▶ TASK OBJECTIVE
Bring together all lines of the material below that contain the string "Нижегородской".

▶ Records from a dataset
↓↓↓
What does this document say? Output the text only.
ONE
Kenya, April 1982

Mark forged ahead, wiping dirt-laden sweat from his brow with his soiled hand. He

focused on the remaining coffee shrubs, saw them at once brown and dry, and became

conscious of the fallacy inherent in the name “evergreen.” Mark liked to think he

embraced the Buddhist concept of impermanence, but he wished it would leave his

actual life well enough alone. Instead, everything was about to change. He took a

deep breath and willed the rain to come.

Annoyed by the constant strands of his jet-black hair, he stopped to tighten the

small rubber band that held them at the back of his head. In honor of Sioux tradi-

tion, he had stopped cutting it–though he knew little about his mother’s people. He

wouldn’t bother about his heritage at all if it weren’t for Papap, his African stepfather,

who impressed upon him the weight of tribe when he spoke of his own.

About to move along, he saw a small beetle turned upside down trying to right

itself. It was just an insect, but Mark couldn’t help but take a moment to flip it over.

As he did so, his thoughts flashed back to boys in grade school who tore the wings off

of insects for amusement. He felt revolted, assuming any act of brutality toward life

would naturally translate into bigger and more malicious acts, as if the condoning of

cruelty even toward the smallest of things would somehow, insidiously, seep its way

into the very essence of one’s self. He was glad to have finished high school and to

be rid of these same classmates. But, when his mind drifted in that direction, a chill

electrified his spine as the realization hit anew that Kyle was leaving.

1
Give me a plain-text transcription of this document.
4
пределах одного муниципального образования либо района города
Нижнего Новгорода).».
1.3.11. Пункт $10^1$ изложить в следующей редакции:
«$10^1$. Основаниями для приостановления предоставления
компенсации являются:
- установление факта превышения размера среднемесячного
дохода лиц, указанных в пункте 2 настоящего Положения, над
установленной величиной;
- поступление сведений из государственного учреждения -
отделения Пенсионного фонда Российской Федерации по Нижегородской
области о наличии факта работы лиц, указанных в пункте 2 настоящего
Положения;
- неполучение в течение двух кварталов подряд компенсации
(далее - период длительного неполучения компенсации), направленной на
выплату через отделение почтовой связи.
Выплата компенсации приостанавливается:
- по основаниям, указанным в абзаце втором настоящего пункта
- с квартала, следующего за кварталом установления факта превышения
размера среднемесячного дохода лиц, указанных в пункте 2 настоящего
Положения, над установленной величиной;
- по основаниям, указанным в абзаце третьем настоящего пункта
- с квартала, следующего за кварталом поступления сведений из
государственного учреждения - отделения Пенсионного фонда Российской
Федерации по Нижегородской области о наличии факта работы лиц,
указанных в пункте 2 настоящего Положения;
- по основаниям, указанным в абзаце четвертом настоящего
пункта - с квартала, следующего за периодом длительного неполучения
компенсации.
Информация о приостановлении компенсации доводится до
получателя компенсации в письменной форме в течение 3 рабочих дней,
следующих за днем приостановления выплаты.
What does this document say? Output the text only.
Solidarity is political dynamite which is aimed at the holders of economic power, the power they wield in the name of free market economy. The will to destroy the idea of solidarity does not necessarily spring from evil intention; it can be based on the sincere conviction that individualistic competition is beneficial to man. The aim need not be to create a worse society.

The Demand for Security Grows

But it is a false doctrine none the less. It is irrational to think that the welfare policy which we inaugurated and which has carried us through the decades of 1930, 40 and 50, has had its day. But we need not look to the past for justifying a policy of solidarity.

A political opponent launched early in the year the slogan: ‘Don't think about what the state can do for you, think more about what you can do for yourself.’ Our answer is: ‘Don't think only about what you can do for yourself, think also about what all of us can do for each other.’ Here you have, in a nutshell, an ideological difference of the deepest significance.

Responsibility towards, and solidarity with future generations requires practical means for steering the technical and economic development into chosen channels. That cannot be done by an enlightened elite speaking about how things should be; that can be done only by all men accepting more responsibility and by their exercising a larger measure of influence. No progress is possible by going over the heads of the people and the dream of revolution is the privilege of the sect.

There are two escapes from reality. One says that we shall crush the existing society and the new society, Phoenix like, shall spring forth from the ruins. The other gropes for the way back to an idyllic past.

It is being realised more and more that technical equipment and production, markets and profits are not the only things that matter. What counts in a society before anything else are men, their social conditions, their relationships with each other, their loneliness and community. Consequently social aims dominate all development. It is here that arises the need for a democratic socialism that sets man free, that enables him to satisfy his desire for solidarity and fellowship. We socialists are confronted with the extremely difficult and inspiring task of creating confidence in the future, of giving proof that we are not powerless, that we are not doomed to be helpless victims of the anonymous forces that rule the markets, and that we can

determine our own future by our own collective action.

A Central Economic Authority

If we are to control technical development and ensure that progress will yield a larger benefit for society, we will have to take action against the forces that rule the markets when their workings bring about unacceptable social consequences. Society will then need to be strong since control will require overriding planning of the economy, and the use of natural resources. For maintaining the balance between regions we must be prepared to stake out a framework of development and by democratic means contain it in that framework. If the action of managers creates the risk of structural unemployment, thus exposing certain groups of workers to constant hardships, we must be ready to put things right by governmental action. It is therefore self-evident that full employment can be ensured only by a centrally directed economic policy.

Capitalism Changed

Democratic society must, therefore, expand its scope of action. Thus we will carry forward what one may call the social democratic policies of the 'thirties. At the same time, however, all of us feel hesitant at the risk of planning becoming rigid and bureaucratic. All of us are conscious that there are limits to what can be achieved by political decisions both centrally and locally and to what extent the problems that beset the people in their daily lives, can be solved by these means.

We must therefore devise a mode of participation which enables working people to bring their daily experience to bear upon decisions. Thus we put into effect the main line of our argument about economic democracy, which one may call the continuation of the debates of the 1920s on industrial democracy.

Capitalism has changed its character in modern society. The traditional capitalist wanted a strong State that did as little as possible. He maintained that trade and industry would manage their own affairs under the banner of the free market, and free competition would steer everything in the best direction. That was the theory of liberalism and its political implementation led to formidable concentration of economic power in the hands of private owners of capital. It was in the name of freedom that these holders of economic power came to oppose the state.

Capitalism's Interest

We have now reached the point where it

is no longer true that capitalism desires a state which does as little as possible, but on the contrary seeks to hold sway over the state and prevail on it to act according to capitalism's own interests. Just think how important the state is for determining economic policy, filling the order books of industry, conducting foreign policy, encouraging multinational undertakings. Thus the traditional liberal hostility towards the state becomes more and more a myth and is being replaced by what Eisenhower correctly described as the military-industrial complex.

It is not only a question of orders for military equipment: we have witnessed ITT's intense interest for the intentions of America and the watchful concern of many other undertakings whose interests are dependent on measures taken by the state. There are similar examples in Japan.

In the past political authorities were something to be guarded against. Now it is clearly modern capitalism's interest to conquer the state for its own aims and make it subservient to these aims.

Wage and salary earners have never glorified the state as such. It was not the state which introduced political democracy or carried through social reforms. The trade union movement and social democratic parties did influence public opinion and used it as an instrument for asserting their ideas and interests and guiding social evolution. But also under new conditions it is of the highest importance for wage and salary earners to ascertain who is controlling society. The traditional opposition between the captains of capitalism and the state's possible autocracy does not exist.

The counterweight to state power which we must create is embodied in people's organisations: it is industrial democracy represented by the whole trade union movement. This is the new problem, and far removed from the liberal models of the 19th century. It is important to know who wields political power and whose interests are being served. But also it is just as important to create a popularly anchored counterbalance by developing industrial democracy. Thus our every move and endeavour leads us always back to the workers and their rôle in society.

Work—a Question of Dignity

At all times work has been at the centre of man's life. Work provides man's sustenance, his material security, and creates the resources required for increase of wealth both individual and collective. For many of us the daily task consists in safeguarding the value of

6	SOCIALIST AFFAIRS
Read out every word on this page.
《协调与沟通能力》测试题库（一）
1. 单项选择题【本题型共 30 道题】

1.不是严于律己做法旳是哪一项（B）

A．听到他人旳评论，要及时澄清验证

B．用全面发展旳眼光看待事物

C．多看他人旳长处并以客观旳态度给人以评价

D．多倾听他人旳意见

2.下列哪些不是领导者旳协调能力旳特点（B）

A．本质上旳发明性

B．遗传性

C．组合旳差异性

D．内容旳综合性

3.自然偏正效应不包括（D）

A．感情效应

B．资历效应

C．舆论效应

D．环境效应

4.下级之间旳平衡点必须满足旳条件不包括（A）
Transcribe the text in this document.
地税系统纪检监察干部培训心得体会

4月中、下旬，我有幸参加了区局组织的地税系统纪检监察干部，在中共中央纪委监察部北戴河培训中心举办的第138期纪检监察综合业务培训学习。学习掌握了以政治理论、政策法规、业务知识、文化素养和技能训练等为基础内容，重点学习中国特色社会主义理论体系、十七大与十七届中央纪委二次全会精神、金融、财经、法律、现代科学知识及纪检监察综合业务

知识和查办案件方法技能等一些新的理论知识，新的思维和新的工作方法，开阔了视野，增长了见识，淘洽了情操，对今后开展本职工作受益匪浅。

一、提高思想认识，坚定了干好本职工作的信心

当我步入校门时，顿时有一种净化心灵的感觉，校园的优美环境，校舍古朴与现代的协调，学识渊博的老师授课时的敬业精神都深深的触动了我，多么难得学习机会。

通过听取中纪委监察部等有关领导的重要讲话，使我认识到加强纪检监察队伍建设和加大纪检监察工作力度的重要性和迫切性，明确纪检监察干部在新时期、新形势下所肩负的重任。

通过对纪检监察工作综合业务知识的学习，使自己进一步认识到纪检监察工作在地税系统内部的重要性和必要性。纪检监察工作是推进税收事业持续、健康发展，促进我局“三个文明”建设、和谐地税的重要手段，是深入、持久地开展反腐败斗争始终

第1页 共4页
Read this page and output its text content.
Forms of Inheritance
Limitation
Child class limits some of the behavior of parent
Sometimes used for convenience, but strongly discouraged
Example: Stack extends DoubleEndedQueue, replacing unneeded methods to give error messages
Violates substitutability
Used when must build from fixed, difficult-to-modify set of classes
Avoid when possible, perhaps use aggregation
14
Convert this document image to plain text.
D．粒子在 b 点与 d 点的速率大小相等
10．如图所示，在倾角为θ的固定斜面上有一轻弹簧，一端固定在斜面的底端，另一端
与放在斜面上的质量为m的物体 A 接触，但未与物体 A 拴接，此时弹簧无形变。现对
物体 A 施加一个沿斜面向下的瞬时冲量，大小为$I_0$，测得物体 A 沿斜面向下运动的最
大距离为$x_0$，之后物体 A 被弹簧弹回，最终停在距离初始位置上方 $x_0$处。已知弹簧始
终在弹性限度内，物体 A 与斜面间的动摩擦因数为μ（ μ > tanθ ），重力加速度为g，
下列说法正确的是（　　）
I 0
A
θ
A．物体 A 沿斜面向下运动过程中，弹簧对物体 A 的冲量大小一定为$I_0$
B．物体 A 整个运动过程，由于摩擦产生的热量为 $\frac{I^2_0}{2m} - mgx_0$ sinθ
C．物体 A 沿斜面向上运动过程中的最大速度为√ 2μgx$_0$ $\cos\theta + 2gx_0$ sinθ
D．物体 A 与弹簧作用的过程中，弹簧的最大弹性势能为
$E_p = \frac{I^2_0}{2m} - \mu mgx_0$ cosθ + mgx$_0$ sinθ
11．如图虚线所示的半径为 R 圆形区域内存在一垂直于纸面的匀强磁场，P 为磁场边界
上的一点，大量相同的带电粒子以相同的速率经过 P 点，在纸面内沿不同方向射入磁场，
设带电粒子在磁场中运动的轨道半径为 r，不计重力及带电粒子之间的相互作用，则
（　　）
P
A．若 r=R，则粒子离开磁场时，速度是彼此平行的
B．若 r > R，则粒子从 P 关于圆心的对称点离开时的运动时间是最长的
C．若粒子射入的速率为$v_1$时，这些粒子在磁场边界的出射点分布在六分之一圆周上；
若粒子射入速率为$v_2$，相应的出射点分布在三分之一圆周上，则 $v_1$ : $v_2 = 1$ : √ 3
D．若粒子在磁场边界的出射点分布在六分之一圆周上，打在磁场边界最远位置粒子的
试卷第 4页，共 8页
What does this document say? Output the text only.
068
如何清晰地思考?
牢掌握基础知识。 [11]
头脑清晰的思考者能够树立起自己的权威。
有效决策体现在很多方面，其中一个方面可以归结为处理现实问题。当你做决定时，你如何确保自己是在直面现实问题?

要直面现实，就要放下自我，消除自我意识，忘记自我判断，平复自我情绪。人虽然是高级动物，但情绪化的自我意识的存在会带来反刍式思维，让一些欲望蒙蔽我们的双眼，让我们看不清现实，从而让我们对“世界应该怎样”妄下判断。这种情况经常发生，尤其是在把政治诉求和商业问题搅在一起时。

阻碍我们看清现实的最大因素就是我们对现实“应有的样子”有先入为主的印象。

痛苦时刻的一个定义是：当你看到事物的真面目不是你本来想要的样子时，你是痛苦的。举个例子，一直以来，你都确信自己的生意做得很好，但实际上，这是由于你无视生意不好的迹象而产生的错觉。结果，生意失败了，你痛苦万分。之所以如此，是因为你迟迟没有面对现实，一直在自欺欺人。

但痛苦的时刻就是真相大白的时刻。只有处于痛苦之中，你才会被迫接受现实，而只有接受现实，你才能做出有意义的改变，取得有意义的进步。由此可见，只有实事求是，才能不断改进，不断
↑↑↑
▶ TASK RESULT
отделения Пенсионного фонда Российской Федерации по Нижегородской
Федерации по Нижегородской области о наличии факта работы лиц,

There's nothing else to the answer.